(Exercise goal): In this exercise, reproduce all the entries that follow exactly.

(Excerpts from a figure dataset):
'''
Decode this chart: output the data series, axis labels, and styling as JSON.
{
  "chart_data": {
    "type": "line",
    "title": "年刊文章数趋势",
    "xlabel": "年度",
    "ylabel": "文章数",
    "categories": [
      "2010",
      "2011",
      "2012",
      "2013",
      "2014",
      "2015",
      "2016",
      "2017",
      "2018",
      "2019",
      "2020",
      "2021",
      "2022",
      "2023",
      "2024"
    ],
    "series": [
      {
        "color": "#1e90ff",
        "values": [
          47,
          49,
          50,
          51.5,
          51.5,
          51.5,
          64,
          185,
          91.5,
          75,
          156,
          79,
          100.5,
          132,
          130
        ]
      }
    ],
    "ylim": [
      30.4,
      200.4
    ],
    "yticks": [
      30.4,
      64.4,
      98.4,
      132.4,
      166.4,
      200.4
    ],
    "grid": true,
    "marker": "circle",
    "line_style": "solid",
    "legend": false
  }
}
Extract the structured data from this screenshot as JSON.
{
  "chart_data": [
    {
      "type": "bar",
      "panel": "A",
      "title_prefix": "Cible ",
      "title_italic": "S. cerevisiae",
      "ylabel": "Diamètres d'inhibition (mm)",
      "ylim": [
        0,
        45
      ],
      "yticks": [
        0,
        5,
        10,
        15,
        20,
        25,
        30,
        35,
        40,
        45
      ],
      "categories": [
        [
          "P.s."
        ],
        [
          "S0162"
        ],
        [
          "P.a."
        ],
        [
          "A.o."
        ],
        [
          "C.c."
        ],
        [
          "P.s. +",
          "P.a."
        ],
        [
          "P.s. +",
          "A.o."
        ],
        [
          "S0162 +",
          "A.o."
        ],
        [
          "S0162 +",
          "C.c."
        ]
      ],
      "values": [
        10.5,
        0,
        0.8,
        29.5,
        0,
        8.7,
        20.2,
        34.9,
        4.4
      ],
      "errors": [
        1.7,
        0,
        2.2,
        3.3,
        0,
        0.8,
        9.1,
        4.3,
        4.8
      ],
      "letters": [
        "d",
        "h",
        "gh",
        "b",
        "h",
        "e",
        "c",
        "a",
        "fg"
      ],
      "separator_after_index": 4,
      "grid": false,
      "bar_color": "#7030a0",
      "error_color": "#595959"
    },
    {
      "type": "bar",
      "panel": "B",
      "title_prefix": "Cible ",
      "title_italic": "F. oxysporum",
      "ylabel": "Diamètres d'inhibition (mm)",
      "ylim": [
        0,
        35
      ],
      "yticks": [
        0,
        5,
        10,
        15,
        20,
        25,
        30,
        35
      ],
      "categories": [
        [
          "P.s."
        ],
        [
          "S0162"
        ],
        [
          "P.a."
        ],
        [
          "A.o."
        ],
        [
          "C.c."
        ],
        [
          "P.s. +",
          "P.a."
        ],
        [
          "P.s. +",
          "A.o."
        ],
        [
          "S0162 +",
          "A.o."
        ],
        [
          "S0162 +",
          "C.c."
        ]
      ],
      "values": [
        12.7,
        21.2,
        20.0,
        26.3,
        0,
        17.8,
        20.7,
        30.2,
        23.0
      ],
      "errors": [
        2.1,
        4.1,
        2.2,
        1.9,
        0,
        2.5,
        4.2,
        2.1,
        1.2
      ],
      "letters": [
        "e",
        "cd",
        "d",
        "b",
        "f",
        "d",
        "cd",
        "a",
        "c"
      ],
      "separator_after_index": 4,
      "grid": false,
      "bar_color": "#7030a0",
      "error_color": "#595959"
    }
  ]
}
'''
(Worked answer):
Decode this chart: output the data series, axis labels, and styling as JSON.
{
  "chart_data": {
    "type": "line",
    "title": "年刊文章数趋势",
    "xlabel": "年度",
    "ylabel": "文章数",
    "categories": [
      "2010",
      "2011",
      "2012",
      "2013",
      "2014",
      "2015",
      "2016",
      "2017",
      "2018",
      "2019",
      "2020",
      "2021",
      "2022",
      "2023",
      "2024"
    ],
    "series": [
      {
        "color": "#1e90ff",
        "values": [
          47,
          49,
          50,
          51.5,
          51.5,
          51.5,
          64,
          185,
          91.5,
          75,
          156,
          79,
          100.5,
          132,
          130
        ]
      }
    ],
    "ylim": [
      30.4,
      200.4
    ],
    "yticks": [
      30.4,
      64.4,
      98.4,
      132.4,
      166.4,
      200.4
    ],
    "grid": true,
    "marker": "circle",
    "line_style": "solid",
    "legend": false
  }
}
Extract the structured data from this screenshot as JSON.
{
  "chart_data": [
    {
      "type": "bar",
      "panel": "A",
      "title_prefix": "Cible ",
      "title_italic": "S. cerevisiae",
      "ylabel": "Diamètres d'inhibition (mm)",
      "ylim": [
        0,
        45
      ],
      "yticks": [
        0,
        5,
        10,
        15,
        20,
        25,
        30,
        35,
        40,
        45
      ],
      "categories": [
        [
          "P.s."
        ],
        [
          "S0162"
        ],
        [
          "P.a."
        ],
        [
          "A.o."
        ],
        [
          "C.c."
        ],
        [
          "P.s. +",
          "P.a."
        ],
        [
          "P.s. +",
          "A.o."
        ],
        [
          "S0162 +",
          "A.o."
        ],
        [
          "S0162 +",
          "C.c."
        ]
      ],
      "values": [
        10.5,
        0,
        0.8,
        29.5,
        0,
        8.7,
        20.2,
        34.9,
        4.4
      ],
      "errors": [
        1.7,
        0,
        2.2,
        3.3,
        0,
        0.8,
        9.1,
        4.3,
        4.8
      ],
      "letters": [
        "d",
        "h",
        "gh",
        "b",
        "h",
        "e",
        "c",
        "a",
        "fg"
      ],
      "separator_after_index": 4,
      "grid": false,
      "bar_color": "#7030a0",
      "error_color": "#595959"
    },
    {
      "type": "bar",
      "panel": "B",
      "title_prefix": "Cible ",
      "title_italic": "F. oxysporum",
      "ylabel": "Diamètres d'inhibition (mm)",
      "ylim": [
        0,
        35
      ],
      "yticks": [
        0,
        5,
        10,
        15,
        20,
        25,
        30,
        35
      ],
      "categories": [
        [
          "P.s."
        ],
        [
          "S0162"
        ],
        [
          "P.a."
        ],
        [
          "A.o."
        ],
        [
          "C.c."
        ],
        [
          "P.s. +",
          "P.a."
        ],
        [
          "P.s. +",
          "A.o."
        ],
        [
          "S0162 +",
          "A.o."
        ],
        [
          "S0162 +",
          "C.c."
        ]
      ],
      "values": [
        12.7,
        21.2,
        20.0,
        26.3,
        0,
        17.8,
        20.7,
        30.2,
        23.0
      ],
      "errors": [
        2.1,
        4.1,
        2.2,
        1.9,
        0,
        2.5,
        4.2,
        2.1,
        1.2
      ],
      "letters": [
        "e",
        "cd",
        "d",
        "b",
        "f",
        "d",
        "cd",
        "a",
        "c"
      ],
      "separator_after_index": 4,
      "grid": false,
      "bar_color": "#7030a0",
      "error_color": "#595959"
    }
  ]
}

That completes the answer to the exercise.